● **SET TASK**:
Reproduce the data below verbatim from the line containing "What's the underlying" through its final line, and produce nothing more.

Stored entries
******

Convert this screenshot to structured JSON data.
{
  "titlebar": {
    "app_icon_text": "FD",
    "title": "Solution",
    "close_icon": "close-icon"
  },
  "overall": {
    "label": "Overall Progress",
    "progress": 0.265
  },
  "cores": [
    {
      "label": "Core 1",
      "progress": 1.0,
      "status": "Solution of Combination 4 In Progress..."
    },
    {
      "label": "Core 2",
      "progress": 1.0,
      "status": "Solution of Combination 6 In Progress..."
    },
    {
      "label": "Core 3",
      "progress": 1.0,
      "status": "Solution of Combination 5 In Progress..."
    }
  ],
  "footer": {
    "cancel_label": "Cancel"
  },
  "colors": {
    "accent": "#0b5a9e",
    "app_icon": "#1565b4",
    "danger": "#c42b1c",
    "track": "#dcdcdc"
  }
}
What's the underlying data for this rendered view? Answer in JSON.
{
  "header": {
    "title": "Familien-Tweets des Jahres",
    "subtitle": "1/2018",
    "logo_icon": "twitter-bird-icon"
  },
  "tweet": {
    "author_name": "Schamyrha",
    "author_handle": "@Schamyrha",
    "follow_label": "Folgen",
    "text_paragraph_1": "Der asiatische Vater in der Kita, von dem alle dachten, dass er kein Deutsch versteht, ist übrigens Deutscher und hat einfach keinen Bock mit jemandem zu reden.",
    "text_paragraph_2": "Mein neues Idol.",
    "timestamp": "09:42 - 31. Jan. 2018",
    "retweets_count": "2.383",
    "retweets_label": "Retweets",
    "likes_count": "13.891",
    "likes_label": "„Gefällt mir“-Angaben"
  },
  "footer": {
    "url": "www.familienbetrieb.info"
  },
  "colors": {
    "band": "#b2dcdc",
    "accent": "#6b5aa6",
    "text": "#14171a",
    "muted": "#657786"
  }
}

******

● **THE RESULT**:
What's the underlying data for this rendered view? Answer in JSON.
{
  "header": {
    "title": "Familien-Tweets des Jahres",
    "subtitle": "1/2018",
    "logo_icon": "twitter-bird-icon"
  },
  "tweet": {
    "author_name": "Schamyrha",
    "author_handle": "@Schamyrha",
    "follow_label": "Folgen",
    "text_paragraph_1": "Der asiatische Vater in der Kita, von dem alle dachten, dass er kein Deutsch versteht, ist übrigens Deutscher und hat einfach keinen Bock mit jemandem zu reden.",
    "text_paragraph_2": "Mein neues Idol.",
    "timestamp": "09:42 - 31. Jan. 2018",
    "retweets_count": "2.383",
    "retweets_label": "Retweets",
    "likes_count": "13.891",
    "likes_label": "„Gefällt mir“-Angaben"
  },
  "footer": {
    "url": "www.familienbetrieb.info"
  },
  "colors": {
    "band": "#b2dcdc",
    "accent": "#6b5aa6",
    "text": "#14171a",
    "muted": "#657786"
  }
}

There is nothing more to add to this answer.